| THE INPUT |
>>>>>

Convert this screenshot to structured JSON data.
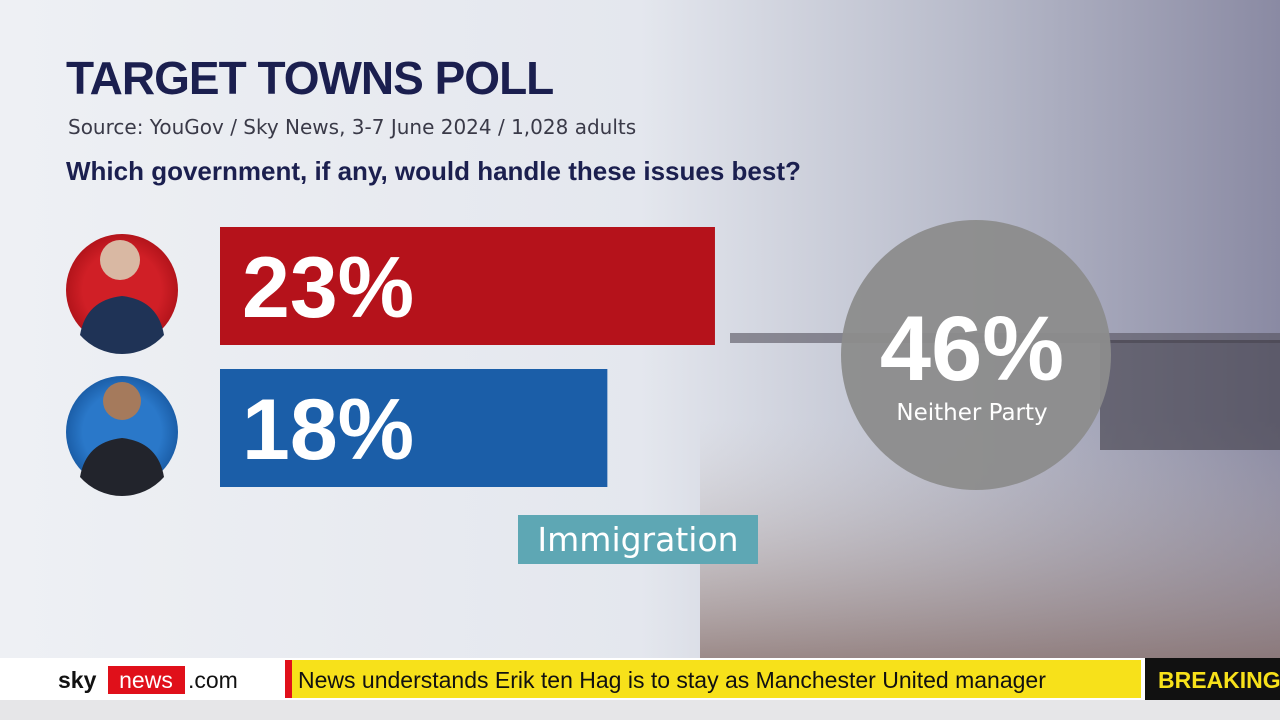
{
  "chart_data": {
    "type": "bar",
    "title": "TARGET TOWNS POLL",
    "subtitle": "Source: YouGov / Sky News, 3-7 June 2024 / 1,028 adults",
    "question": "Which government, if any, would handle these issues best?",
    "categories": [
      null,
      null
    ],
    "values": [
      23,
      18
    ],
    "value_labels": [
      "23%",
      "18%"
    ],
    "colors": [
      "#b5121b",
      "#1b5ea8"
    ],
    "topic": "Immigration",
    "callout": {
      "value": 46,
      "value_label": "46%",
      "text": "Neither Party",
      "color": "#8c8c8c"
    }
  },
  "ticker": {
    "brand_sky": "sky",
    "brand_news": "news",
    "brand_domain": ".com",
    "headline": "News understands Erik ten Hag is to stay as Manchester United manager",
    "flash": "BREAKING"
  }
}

<<<<<

Omit every picture, then repeat the remaining data exactly as it appears above.

Convert this screenshot to structured JSON data.
{
  "chart_data": {
    "type": "bar",
    "title": "TARGET TOWNS POLL",
    "subtitle": "Source: YouGov / Sky News, 3-7 June 2024 / 1,028 adults",
    "question": "Which government, if any, would handle these issues best?",
    "categories": [
      null,
      null
    ],
    "values": [
      23,
      18
    ],
    "value_labels": [
      "23%",
      "18%"
    ],
    "colors": [
      "#b5121b",
      "#1b5ea8"
    ],
    "topic": "Immigration",
    "callout": {
      "value": 46,
      "value_label": "46%",
      "text": "Neither Party",
      "color": "#8c8c8c"
    }
  },
  "ticker": {
    "brand_sky": "sky",
    "brand_news": "news",
    "brand_domain": ".com",
    "headline": "News understands Erik ten Hag is to stay as Manchester United manager",
    "flash": "BREAKING"
  }
}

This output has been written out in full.